[Dataset rows]
————————
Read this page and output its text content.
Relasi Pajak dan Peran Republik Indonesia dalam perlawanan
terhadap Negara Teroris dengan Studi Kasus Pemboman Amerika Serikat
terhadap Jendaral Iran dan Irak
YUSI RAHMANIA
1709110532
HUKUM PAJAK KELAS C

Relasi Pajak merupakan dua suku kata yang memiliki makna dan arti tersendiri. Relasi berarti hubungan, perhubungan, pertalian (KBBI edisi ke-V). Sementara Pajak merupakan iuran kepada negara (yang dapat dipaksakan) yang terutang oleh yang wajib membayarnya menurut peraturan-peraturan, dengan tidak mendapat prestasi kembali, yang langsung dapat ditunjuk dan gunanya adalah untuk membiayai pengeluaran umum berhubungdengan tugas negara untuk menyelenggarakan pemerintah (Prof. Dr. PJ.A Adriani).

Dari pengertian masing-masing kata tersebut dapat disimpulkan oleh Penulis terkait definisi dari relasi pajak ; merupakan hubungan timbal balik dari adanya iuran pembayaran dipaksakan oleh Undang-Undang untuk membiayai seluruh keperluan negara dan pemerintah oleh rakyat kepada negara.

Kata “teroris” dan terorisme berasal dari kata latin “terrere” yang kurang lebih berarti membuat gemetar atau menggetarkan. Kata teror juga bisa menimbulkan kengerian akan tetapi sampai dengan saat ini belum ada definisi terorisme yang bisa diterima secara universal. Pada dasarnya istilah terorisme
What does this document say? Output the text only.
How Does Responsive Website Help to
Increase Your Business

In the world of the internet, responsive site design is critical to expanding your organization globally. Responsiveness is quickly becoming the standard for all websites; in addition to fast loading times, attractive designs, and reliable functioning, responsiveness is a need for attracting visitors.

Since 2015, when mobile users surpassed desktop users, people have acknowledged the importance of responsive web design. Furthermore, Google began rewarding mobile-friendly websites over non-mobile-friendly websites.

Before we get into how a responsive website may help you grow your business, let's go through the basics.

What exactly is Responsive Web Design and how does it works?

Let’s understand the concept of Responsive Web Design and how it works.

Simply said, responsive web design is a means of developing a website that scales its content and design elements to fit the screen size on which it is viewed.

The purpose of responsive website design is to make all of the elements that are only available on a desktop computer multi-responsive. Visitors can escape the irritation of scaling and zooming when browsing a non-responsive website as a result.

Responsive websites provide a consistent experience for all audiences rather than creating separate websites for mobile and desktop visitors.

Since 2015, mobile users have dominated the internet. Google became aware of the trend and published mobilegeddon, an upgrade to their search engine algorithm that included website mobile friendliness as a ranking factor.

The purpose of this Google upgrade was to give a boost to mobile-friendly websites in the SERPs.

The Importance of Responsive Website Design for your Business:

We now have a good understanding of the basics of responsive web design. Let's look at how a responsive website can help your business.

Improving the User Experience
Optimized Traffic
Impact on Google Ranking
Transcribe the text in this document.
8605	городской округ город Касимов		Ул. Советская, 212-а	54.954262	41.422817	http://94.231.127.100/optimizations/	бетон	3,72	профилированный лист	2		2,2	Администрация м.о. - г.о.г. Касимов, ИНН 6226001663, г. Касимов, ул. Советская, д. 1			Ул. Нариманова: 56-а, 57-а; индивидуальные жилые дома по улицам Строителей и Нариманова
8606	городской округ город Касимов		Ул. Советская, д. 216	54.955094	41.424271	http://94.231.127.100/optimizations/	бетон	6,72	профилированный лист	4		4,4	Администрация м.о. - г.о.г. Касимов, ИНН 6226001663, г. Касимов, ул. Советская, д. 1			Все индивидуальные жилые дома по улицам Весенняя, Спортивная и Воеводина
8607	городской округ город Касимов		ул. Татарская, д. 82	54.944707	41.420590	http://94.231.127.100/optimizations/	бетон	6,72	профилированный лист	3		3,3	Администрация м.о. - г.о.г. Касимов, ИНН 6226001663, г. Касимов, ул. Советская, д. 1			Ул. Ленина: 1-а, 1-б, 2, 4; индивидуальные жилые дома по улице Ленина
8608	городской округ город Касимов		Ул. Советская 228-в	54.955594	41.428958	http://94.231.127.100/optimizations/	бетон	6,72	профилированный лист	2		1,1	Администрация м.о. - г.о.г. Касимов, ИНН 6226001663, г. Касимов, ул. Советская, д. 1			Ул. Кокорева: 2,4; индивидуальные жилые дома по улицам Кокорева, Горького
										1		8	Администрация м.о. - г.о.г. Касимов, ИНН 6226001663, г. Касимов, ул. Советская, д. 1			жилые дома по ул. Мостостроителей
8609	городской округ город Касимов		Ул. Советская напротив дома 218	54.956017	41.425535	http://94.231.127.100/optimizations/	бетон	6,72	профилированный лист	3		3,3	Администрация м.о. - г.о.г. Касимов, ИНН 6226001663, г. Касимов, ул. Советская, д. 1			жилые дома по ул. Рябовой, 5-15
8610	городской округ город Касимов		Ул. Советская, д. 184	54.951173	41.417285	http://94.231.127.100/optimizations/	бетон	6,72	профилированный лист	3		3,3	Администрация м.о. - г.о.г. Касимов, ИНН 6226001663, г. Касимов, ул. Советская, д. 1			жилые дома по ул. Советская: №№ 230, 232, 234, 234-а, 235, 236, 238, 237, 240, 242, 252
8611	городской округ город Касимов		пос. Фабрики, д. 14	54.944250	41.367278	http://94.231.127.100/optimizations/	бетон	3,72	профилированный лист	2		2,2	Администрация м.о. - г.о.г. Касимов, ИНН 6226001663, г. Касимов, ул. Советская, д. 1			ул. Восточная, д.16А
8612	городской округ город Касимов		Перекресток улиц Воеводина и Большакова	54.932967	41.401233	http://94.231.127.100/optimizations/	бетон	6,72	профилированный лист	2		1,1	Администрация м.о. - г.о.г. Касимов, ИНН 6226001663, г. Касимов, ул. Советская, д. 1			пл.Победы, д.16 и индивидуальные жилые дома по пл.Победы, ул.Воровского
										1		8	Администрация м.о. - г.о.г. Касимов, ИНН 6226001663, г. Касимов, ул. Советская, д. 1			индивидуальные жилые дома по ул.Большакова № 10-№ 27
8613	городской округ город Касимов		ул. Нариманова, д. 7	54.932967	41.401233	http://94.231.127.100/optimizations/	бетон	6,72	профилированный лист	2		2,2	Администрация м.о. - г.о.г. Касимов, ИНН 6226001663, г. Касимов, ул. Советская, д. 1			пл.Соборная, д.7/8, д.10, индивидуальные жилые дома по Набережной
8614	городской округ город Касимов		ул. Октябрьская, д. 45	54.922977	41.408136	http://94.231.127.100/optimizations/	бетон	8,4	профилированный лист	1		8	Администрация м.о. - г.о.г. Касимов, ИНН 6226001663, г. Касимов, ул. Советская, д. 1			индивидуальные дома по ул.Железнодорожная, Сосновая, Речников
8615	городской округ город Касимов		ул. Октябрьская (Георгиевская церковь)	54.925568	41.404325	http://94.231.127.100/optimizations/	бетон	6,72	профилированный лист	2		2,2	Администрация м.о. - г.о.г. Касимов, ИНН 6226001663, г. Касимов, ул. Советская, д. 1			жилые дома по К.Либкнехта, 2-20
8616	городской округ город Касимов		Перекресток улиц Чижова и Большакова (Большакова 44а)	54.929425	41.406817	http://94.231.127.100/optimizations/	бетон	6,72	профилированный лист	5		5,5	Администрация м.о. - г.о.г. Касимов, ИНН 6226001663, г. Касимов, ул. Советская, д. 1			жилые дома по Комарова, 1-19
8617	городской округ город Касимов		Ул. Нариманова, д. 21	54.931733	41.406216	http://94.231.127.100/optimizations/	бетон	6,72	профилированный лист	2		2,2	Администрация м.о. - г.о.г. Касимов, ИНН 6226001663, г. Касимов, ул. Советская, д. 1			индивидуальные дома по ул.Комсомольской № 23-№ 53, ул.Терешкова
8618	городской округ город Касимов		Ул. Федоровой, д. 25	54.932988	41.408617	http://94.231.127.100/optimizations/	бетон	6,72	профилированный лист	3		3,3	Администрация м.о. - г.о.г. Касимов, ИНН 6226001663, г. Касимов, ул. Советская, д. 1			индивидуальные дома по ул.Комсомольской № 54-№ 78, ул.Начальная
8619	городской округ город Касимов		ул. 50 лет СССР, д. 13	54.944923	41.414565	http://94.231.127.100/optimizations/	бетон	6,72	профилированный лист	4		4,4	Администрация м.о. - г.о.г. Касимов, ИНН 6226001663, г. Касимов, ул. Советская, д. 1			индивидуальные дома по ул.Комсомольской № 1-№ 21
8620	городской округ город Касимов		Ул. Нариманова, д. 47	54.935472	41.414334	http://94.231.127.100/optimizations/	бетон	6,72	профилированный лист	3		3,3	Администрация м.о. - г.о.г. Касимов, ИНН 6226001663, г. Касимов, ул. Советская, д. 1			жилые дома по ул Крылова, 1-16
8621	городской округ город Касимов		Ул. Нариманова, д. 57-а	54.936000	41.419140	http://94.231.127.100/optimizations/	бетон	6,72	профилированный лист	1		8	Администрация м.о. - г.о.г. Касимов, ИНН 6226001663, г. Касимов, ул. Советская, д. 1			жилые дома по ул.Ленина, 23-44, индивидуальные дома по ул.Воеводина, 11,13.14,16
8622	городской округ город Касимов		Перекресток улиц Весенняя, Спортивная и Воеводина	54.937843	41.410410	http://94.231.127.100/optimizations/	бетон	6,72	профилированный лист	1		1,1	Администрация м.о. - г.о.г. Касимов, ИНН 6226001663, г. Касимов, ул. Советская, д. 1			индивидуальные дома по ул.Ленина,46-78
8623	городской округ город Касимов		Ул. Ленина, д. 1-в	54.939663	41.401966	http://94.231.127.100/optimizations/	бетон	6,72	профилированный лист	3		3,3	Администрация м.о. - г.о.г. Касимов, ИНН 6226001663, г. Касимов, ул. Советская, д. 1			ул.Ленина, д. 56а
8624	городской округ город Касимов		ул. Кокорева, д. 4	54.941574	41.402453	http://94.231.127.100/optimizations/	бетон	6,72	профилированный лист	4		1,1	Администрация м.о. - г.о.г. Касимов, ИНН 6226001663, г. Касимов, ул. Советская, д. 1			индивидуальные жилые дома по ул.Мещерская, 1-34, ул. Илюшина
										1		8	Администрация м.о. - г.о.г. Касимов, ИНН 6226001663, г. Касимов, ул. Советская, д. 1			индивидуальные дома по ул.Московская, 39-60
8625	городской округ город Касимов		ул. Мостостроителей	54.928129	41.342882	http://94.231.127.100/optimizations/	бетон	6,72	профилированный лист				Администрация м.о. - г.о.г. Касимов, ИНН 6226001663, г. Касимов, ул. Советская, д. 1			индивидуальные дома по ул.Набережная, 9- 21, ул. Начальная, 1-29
————————
> _INSTRUCTION_:
Of the lines above, how many include the word "Спортивная"? Reply with the number alone.

> _COMPLETED EXERCISE_:
2